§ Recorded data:
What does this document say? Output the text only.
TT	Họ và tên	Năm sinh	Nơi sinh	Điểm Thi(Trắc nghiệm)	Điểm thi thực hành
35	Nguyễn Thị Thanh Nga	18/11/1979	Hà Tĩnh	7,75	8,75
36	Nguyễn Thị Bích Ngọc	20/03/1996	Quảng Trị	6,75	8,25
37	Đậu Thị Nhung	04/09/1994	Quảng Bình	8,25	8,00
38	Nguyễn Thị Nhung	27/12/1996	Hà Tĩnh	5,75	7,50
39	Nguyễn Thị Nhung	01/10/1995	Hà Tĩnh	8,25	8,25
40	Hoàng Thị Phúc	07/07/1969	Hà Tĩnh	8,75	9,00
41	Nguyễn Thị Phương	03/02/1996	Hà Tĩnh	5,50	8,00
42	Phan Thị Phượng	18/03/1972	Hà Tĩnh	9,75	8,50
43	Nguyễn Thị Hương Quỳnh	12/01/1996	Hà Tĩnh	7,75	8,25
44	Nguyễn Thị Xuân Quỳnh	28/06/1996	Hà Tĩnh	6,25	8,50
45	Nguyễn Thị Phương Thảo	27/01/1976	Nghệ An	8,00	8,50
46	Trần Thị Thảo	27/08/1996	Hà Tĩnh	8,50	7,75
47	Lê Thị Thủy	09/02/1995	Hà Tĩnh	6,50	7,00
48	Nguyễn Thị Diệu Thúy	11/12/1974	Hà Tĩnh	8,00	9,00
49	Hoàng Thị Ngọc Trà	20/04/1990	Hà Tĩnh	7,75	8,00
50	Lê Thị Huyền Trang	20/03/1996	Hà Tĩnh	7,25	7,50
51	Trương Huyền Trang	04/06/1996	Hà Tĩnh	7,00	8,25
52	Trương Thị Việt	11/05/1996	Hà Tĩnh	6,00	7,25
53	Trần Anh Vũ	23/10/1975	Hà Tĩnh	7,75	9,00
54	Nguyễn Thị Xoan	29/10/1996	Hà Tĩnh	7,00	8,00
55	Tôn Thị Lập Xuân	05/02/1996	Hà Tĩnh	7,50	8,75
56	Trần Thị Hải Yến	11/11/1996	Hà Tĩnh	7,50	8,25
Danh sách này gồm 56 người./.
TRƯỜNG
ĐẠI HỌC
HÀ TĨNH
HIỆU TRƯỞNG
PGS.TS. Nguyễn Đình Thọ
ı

§ Task details: Report the number of lines in the listing above that include the word "Hoàng", and nothing else.

§ Answer to this problem: 2